### PROBLEM
Report how many lines of the following entries include the string "text"; respond with the number alone.
::: RECORDS FOR PROCESSING
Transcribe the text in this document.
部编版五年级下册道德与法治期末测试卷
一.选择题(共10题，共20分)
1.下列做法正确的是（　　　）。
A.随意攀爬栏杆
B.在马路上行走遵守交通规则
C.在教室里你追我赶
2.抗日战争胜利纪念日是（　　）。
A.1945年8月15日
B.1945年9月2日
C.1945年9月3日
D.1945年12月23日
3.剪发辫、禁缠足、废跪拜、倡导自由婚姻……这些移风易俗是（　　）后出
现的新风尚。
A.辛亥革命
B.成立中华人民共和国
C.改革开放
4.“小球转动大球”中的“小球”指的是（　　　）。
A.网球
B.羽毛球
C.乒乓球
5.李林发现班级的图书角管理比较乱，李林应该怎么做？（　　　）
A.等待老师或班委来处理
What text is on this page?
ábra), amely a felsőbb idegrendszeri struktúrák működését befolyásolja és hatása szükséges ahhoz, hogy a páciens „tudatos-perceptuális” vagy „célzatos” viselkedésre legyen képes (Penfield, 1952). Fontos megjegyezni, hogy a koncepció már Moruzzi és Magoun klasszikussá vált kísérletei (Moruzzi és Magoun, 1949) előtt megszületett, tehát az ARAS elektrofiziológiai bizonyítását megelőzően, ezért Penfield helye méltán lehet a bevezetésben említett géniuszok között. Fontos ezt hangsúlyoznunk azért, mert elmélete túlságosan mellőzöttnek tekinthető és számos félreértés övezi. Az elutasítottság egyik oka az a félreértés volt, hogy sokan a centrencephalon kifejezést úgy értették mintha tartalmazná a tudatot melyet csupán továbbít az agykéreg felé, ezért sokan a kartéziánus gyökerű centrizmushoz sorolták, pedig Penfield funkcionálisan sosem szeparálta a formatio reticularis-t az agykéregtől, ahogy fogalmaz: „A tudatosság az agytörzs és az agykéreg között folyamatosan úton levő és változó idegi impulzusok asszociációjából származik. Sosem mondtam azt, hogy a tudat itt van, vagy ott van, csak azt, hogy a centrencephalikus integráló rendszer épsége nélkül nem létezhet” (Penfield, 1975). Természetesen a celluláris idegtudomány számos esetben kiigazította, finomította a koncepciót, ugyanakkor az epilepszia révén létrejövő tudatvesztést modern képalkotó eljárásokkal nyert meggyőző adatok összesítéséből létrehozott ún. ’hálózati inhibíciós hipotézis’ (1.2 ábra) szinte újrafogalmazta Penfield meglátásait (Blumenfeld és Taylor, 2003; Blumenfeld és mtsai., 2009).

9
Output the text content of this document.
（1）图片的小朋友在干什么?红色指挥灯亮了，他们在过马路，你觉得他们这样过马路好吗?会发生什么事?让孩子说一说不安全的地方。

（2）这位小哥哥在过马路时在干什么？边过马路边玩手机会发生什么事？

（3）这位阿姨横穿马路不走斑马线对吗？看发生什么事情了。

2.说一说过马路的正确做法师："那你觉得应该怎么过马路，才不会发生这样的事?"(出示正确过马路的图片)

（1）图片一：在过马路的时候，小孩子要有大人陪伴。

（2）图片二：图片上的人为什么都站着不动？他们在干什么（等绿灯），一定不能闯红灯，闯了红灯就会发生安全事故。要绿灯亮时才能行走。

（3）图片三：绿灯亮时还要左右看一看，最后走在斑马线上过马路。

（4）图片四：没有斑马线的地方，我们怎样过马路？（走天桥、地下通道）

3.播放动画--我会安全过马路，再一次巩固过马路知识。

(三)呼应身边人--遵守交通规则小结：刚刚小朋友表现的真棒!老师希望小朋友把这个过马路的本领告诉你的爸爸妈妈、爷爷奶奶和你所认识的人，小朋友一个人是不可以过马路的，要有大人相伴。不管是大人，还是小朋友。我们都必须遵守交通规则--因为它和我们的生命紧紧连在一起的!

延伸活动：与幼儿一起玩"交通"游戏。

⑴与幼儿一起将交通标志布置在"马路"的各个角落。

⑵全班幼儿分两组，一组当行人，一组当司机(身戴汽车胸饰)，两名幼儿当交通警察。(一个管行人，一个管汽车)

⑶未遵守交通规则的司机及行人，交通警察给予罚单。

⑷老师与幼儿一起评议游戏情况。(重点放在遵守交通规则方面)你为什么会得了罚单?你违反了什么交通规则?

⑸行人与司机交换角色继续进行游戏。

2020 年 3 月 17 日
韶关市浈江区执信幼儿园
::::::
### RESULT OF THIS TASK
3